◆ GIVEN INFORMATION:

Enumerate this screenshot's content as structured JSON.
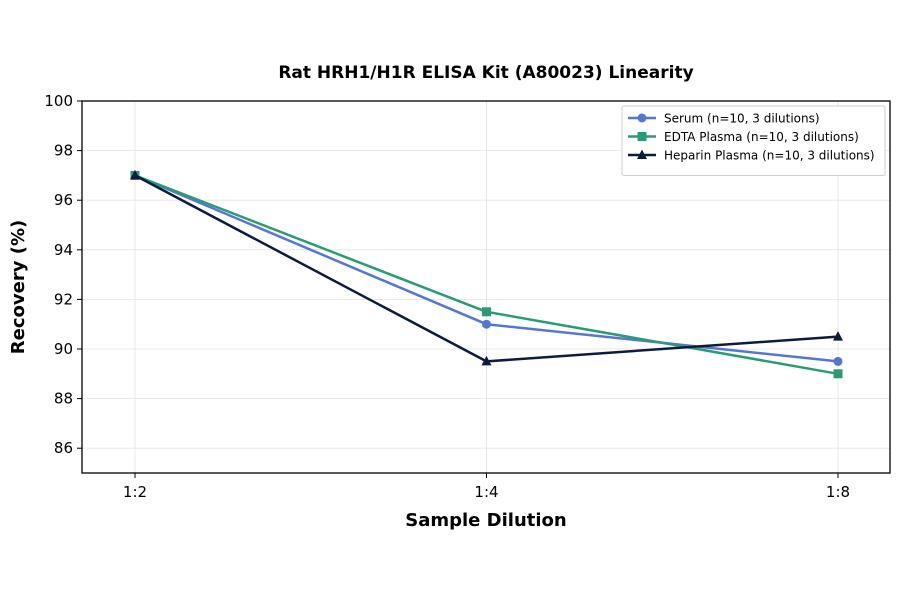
{
  "chart_data": {
    "type": "line",
    "title": "Rat HRH1/H1R ELISA Kit (A80023) Linearity",
    "xlabel": "Sample Dilution",
    "ylabel": "Recovery (%)",
    "categories": [
      "1:2",
      "1:4",
      "1:8"
    ],
    "ylim": [
      85,
      100
    ],
    "yticks": [
      86,
      88,
      90,
      92,
      94,
      96,
      98,
      100
    ],
    "grid": true,
    "legend_position": "top-right",
    "series": [
      {
        "name": "Serum (n=10, 3 dilutions)",
        "values": [
          97.0,
          91.0,
          89.5
        ],
        "color": "#5577d4",
        "marker": "circle"
      },
      {
        "name": "EDTA Plasma (n=10, 3 dilutions)",
        "values": [
          97.0,
          91.5,
          89.0
        ],
        "color": "#2a9b74",
        "marker": "square"
      },
      {
        "name": "Heparin Plasma (n=10, 3 dilutions)",
        "values": [
          97.0,
          89.5,
          90.5
        ],
        "color": "#0d1b3e",
        "marker": "triangle"
      }
    ]
  }
}
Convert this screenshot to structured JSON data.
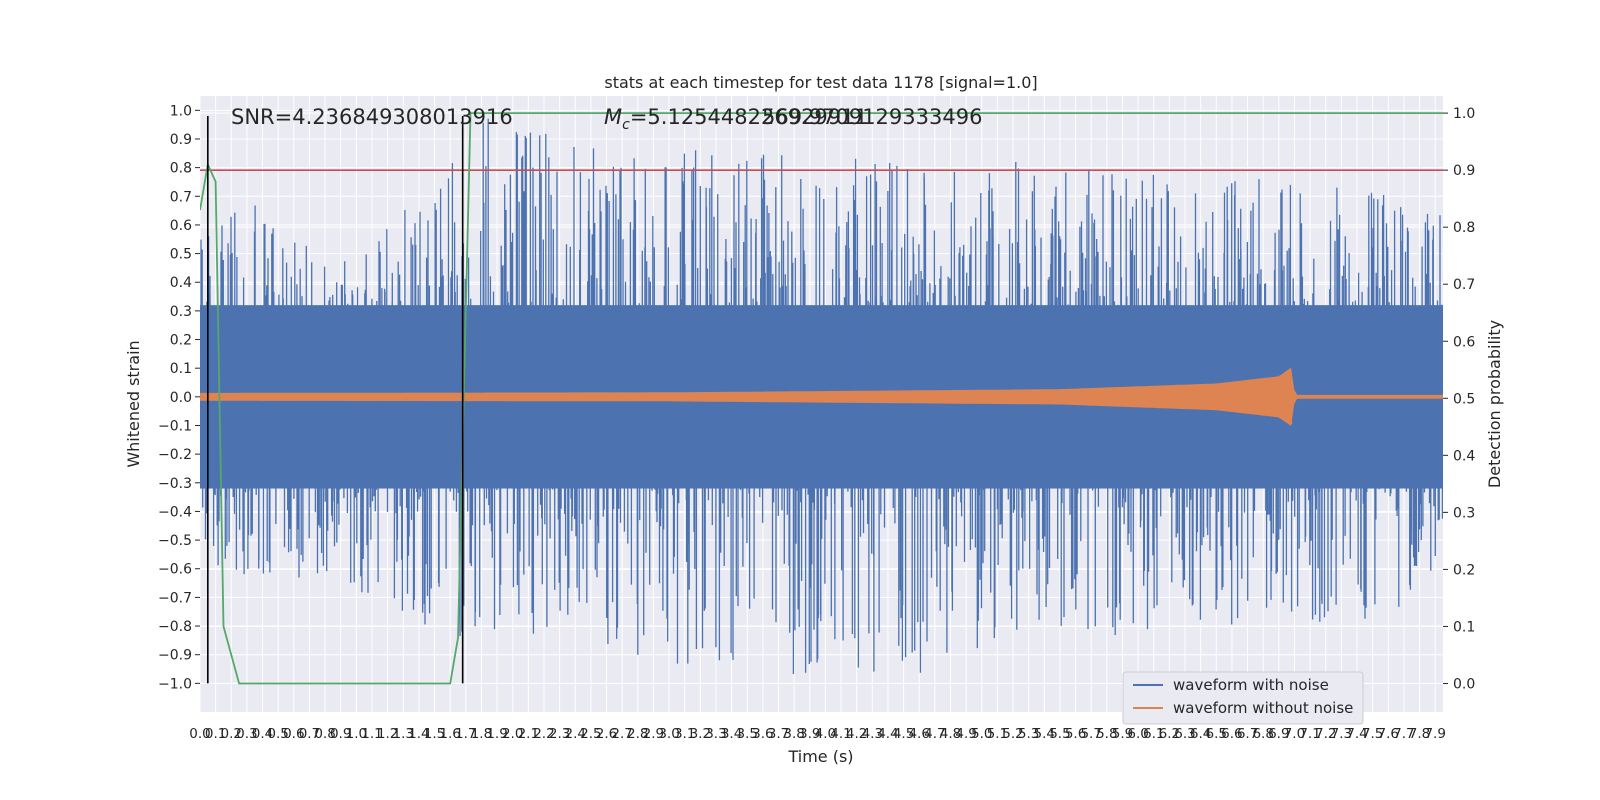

◆ WRITTEN TASK:
Give all the entries again exactly, dropping each picture.

◆ SOLUTION:
Enumerate this screenshot's content as structured JSON.
{
  "chart_data": {
    "type": "line",
    "title": "Rat HRH1/H1R ELISA Kit (A80023) Linearity",
    "xlabel": "Sample Dilution",
    "ylabel": "Recovery (%)",
    "categories": [
      "1:2",
      "1:4",
      "1:8"
    ],
    "ylim": [
      85,
      100
    ],
    "yticks": [
      86,
      88,
      90,
      92,
      94,
      96,
      98,
      100
    ],
    "grid": true,
    "legend_position": "top-right",
    "series": [
      {
        "name": "Serum (n=10, 3 dilutions)",
        "values": [
          97.0,
          91.0,
          89.5
        ],
        "color": "#5577d4",
        "marker": "circle"
      },
      {
        "name": "EDTA Plasma (n=10, 3 dilutions)",
        "values": [
          97.0,
          91.5,
          89.0
        ],
        "color": "#2a9b74",
        "marker": "square"
      },
      {
        "name": "Heparin Plasma (n=10, 3 dilutions)",
        "values": [
          97.0,
          89.5,
          90.5
        ],
        "color": "#0d1b3e",
        "marker": "triangle"
      }
    ]
  }
}
Convert this screenshot to structured JSON data.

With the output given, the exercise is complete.